## Task data
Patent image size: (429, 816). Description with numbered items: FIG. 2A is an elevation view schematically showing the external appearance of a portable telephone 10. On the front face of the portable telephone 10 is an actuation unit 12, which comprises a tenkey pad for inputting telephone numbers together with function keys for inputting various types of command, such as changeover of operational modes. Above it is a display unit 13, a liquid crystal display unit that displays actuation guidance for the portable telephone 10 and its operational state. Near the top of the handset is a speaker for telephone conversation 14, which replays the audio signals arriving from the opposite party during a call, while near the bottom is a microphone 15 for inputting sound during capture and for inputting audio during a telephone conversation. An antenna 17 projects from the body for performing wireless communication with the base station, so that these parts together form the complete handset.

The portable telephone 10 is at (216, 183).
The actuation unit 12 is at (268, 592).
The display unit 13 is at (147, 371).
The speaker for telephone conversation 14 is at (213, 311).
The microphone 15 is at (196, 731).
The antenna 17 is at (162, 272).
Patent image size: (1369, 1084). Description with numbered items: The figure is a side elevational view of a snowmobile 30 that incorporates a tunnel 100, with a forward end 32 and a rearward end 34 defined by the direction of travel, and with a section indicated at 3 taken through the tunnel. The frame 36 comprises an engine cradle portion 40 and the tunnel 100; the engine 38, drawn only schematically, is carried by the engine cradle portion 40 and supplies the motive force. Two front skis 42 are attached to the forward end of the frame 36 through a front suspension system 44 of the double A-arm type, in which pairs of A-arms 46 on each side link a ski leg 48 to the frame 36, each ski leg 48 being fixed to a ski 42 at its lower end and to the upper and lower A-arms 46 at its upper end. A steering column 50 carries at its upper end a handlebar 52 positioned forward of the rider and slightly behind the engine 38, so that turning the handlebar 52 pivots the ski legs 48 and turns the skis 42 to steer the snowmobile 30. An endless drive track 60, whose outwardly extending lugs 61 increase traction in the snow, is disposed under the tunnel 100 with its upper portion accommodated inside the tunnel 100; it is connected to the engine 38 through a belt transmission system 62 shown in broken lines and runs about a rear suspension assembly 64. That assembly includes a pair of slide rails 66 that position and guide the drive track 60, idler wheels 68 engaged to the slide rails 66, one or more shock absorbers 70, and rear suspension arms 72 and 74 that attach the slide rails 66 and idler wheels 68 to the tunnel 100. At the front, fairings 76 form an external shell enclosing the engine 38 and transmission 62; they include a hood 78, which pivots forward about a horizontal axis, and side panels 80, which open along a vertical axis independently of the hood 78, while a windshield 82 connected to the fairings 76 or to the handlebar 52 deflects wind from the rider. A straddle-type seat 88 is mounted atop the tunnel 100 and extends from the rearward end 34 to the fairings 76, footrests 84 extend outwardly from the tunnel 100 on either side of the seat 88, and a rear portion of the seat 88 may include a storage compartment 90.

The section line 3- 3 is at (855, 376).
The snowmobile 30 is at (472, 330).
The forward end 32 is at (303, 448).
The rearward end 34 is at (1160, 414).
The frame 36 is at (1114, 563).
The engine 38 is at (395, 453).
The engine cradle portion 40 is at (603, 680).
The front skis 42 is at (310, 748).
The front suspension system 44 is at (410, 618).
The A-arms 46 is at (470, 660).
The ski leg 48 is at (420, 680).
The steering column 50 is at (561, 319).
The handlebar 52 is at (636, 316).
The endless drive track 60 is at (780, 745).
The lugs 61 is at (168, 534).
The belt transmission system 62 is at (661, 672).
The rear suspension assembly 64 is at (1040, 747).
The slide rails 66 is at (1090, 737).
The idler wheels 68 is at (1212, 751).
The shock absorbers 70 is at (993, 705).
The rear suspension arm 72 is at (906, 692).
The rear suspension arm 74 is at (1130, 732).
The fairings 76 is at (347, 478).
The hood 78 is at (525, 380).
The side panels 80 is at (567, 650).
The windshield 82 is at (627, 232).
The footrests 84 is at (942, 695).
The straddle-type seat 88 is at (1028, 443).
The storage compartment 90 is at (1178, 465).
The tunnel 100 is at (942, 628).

## What you have to do
Write out each of the entries above again, word for word and in the same order, leaving nothing out.

## Completed exercise
Patent image size: (429, 816). Description with numbered items: FIG. 2A is an elevation view schematically showing the external appearance of a portable telephone 10. On the front face of the portable telephone 10 is an actuation unit 12, which comprises a tenkey pad for inputting telephone numbers together with function keys for inputting various types of command, such as changeover of operational modes. Above it is a display unit 13, a liquid crystal display unit that displays actuation guidance for the portable telephone 10 and its operational state. Near the top of the handset is a speaker for telephone conversation 14, which replays the audio signals arriving from the opposite party during a call, while near the bottom is a microphone 15 for inputting sound during capture and for inputting audio during a telephone conversation. An antenna 17 projects from the body for performing wireless communication with the base station, so that these parts together form the complete handset.

The portable telephone 10 is at (216, 183).
The actuation unit 12 is at (268, 592).
The display unit 13 is at (147, 371).
The speaker for telephone conversation 14 is at (213, 311).
The microphone 15 is at (196, 731).
The antenna 17 is at (162, 272).
Patent image size: (1369, 1084). Description with numbered items: The figure is a side elevational view of a snowmobile 30 that incorporates a tunnel 100, with a forward end 32 and a rearward end 34 defined by the direction of travel, and with a section indicated at 3 taken through the tunnel. The frame 36 comprises an engine cradle portion 40 and the tunnel 100; the engine 38, drawn only schematically, is carried by the engine cradle portion 40 and supplies the motive force. Two front skis 42 are attached to the forward end of the frame 36 through a front suspension system 44 of the double A-arm type, in which pairs of A-arms 46 on each side link a ski leg 48 to the frame 36, each ski leg 48 being fixed to a ski 42 at its lower end and to the upper and lower A-arms 46 at its upper end. A steering column 50 carries at its upper end a handlebar 52 positioned forward of the rider and slightly behind the engine 38, so that turning the handlebar 52 pivots the ski legs 48 and turns the skis 42 to steer the snowmobile 30. An endless drive track 60, whose outwardly extending lugs 61 increase traction in the snow, is disposed under the tunnel 100 with its upper portion accommodated inside the tunnel 100; it is connected to the engine 38 through a belt transmission system 62 shown in broken lines and runs about a rear suspension assembly 64. That assembly includes a pair of slide rails 66 that position and guide the drive track 60, idler wheels 68 engaged to the slide rails 66, one or more shock absorbers 70, and rear suspension arms 72 and 74 that attach the slide rails 66 and idler wheels 68 to the tunnel 100. At the front, fairings 76 form an external shell enclosing the engine 38 and transmission 62; they include a hood 78, which pivots forward about a horizontal axis, and side panels 80, which open along a vertical axis independently of the hood 78, while a windshield 82 connected to the fairings 76 or to the handlebar 52 deflects wind from the rider. A straddle-type seat 88 is mounted atop the tunnel 100 and extends from the rearward end 34 to the fairings 76, footrests 84 extend outwardly from the tunnel 100 on either side of the seat 88, and a rear portion of the seat 88 may include a storage compartment 90.

The section line 3- 3 is at (855, 376).
The snowmobile 30 is at (472, 330).
The forward end 32 is at (303, 448).
The rearward end 34 is at (1160, 414).
The frame 36 is at (1114, 563).
The engine 38 is at (395, 453).
The engine cradle portion 40 is at (603, 680).
The front skis 42 is at (310, 748).
The front suspension system 44 is at (410, 618).
The A-arms 46 is at (470, 660).
The ski leg 48 is at (420, 680).
The steering column 50 is at (561, 319).
The handlebar 52 is at (636, 316).
The endless drive track 60 is at (780, 745).
The lugs 61 is at (168, 534).
The belt transmission system 62 is at (661, 672).
The rear suspension assembly 64 is at (1040, 747).
The slide rails 66 is at (1090, 737).
The idler wheels 68 is at (1212, 751).
The shock absorbers 70 is at (993, 705).
The rear suspension arm 72 is at (906, 692).
The rear suspension arm 74 is at (1130, 732).
The fairings 76 is at (347, 478).
The hood 78 is at (525, 380).
The side panels 80 is at (567, 650).
The windshield 82 is at (627, 232).
The footrests 84 is at (942, 695).
The straddle-type seat 88 is at (1028, 443).
The storage compartment 90 is at (1178, 465).
The tunnel 100 is at (942, 628).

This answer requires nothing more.